| Objective |
Wherever the word "JSON" turns up in a line of the entries, copy that line.

[Records]

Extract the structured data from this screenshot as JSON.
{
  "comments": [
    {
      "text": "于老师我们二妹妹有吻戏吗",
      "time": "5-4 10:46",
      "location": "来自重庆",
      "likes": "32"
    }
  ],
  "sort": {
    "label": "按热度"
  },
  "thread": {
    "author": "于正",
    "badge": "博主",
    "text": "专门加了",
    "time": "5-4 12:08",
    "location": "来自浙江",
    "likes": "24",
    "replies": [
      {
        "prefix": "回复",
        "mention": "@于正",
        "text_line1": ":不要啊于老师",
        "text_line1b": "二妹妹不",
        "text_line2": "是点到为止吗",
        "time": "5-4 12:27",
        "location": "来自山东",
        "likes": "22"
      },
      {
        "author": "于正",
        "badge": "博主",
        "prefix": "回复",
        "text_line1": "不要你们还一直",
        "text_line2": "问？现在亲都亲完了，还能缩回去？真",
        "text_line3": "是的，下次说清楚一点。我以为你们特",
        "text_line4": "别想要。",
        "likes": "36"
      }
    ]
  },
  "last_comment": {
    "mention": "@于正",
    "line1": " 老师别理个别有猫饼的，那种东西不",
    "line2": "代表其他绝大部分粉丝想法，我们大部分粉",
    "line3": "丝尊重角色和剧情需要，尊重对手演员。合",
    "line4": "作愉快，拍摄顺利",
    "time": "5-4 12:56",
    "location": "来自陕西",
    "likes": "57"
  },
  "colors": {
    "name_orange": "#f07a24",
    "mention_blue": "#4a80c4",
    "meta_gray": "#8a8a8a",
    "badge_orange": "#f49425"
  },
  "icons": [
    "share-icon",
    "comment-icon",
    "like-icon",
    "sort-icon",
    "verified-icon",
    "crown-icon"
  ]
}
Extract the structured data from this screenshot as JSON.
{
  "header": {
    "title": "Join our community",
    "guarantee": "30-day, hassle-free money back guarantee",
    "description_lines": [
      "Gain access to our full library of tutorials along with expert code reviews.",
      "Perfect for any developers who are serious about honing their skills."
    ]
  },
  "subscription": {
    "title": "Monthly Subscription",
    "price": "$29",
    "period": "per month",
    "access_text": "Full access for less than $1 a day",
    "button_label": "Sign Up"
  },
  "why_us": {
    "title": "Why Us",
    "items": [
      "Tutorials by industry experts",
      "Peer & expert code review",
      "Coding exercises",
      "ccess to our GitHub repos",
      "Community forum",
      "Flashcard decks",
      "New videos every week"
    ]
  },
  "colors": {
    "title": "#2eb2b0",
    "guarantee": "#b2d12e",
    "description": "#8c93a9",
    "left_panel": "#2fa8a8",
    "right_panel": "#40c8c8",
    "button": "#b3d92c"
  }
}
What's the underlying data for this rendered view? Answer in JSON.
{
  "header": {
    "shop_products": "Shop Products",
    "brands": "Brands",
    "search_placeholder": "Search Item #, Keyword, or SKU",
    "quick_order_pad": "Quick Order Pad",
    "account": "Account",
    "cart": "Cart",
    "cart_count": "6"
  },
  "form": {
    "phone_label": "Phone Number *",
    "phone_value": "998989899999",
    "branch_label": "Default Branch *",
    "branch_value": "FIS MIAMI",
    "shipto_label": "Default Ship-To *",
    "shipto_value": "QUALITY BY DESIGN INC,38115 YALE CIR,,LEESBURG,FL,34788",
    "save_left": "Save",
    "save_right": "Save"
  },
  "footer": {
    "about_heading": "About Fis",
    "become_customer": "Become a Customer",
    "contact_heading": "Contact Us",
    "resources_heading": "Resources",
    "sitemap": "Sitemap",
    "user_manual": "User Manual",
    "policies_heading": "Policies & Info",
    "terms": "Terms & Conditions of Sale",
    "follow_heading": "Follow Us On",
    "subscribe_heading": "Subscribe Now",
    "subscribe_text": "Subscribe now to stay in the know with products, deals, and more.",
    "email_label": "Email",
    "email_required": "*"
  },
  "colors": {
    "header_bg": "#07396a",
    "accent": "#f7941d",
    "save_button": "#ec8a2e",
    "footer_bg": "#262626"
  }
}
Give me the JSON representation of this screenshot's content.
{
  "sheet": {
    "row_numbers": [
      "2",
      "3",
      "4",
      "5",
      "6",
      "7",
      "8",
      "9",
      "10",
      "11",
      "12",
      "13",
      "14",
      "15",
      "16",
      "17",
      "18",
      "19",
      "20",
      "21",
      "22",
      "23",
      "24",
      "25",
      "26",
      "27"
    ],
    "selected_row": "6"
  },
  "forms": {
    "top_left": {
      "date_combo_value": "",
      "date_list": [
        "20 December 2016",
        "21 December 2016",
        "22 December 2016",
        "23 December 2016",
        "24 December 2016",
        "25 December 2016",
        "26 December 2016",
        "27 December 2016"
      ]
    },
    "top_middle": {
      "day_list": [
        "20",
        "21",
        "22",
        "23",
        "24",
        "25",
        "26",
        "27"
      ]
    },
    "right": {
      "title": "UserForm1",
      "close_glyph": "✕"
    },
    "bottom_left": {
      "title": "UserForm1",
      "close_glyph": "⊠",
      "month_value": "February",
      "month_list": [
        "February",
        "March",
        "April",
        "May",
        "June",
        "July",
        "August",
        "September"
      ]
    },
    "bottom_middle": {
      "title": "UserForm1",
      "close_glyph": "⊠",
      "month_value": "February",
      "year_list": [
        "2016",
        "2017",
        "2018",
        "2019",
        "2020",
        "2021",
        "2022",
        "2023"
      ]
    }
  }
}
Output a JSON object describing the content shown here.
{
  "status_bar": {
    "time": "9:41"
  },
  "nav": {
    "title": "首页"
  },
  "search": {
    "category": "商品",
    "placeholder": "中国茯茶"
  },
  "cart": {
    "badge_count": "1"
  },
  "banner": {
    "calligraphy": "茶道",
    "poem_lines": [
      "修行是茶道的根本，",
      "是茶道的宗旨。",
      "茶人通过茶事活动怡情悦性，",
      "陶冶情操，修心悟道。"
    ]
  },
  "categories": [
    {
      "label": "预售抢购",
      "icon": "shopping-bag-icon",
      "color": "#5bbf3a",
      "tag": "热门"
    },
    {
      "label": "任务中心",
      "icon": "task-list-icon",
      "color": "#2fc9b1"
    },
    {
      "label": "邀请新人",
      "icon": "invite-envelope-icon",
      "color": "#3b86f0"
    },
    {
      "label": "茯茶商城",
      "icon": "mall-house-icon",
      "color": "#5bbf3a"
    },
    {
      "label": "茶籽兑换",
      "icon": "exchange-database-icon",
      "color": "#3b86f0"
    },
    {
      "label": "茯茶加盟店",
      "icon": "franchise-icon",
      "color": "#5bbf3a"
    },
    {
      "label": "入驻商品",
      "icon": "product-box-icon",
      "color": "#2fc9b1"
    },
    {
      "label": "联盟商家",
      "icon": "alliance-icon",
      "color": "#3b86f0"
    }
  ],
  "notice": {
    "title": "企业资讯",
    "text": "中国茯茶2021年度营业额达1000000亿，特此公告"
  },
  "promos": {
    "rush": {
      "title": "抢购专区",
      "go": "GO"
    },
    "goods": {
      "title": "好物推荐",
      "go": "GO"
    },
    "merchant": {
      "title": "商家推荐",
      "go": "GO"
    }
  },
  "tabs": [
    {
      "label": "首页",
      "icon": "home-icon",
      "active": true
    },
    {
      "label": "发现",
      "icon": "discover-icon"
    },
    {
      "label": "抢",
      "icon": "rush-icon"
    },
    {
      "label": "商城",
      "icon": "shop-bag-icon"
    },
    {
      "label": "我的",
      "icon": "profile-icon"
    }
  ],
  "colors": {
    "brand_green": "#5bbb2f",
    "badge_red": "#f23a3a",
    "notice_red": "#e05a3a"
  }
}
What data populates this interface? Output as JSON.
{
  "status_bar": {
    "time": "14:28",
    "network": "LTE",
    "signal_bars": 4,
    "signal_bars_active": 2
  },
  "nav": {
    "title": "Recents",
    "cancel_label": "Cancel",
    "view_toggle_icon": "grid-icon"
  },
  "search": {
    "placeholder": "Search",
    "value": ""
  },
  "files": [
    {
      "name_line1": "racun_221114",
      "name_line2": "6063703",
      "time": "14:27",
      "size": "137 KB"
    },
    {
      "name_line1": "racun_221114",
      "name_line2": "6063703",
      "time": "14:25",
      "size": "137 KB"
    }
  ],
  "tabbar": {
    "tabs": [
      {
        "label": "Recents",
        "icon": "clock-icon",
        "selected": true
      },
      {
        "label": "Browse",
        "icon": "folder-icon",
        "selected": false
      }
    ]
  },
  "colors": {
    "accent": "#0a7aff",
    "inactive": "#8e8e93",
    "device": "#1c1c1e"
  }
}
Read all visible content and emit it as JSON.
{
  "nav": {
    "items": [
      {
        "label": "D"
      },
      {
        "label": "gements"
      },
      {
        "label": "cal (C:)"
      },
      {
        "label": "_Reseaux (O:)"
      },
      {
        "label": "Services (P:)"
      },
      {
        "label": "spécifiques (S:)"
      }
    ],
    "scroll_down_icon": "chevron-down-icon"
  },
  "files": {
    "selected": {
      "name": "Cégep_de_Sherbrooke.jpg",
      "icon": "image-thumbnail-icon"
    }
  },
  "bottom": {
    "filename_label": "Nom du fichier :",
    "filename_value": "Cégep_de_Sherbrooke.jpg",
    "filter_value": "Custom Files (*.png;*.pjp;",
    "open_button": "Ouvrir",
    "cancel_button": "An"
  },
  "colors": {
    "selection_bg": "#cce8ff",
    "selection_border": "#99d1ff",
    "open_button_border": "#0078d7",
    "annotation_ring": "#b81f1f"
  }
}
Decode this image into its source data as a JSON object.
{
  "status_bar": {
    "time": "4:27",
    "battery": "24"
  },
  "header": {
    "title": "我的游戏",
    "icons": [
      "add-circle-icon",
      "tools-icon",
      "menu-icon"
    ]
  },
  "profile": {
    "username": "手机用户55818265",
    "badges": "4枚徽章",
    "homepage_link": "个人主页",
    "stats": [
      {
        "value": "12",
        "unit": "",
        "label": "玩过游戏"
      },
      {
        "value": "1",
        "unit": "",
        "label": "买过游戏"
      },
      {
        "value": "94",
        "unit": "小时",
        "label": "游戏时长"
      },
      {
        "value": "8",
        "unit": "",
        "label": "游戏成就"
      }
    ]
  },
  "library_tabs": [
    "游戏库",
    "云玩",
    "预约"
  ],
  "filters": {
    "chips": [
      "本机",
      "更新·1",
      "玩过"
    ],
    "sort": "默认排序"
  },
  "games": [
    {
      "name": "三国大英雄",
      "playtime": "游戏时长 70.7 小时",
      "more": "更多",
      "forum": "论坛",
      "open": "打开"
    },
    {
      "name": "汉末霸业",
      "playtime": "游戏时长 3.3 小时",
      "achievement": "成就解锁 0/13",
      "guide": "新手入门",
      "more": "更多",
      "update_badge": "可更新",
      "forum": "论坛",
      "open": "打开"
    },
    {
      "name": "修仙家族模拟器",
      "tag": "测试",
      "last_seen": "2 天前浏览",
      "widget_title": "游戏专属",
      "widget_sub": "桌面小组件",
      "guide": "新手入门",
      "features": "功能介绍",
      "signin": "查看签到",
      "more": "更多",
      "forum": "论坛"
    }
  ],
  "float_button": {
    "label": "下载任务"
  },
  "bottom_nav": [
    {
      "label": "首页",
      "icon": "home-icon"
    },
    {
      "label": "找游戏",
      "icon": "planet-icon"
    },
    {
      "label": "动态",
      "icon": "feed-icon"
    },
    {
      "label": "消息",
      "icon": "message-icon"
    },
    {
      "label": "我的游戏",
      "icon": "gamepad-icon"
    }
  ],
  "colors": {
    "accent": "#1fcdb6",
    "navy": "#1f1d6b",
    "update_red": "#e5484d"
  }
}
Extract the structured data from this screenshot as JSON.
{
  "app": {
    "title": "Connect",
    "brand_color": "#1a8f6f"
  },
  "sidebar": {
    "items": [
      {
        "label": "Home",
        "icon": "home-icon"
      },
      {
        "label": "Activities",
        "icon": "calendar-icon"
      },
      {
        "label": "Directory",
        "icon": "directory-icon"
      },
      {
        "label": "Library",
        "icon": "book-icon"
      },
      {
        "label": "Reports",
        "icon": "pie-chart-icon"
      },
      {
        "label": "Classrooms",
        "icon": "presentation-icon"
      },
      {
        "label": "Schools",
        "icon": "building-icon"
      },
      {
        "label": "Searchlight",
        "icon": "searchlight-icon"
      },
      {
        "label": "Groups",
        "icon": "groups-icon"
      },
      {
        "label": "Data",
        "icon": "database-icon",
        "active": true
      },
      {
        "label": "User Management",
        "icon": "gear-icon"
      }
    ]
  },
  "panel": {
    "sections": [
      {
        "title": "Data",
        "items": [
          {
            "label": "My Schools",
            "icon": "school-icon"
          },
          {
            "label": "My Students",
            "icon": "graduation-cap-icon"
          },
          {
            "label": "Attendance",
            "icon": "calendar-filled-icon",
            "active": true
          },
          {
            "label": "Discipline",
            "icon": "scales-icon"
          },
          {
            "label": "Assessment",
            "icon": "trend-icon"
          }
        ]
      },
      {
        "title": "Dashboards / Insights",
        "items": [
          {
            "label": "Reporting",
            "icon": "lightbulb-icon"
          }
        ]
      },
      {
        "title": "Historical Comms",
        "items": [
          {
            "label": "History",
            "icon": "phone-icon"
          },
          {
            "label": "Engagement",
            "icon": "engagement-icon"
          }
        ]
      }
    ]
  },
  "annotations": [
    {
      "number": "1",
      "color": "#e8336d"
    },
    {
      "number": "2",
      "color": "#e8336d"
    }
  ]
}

| Complete output |
Extract the structured data from this screenshot as JSON.
Extract the structured data from this screenshot as JSON.
What's the underlying data for this rendered view? Answer in JSON.
Give me the JSON representation of this screenshot's content.
Output a JSON object describing the content shown here.
What data populates this interface? Output as JSON.
Read all visible content and emit it as JSON.
Decode this image into its source data as a JSON object.
Extract the structured data from this screenshot as JSON.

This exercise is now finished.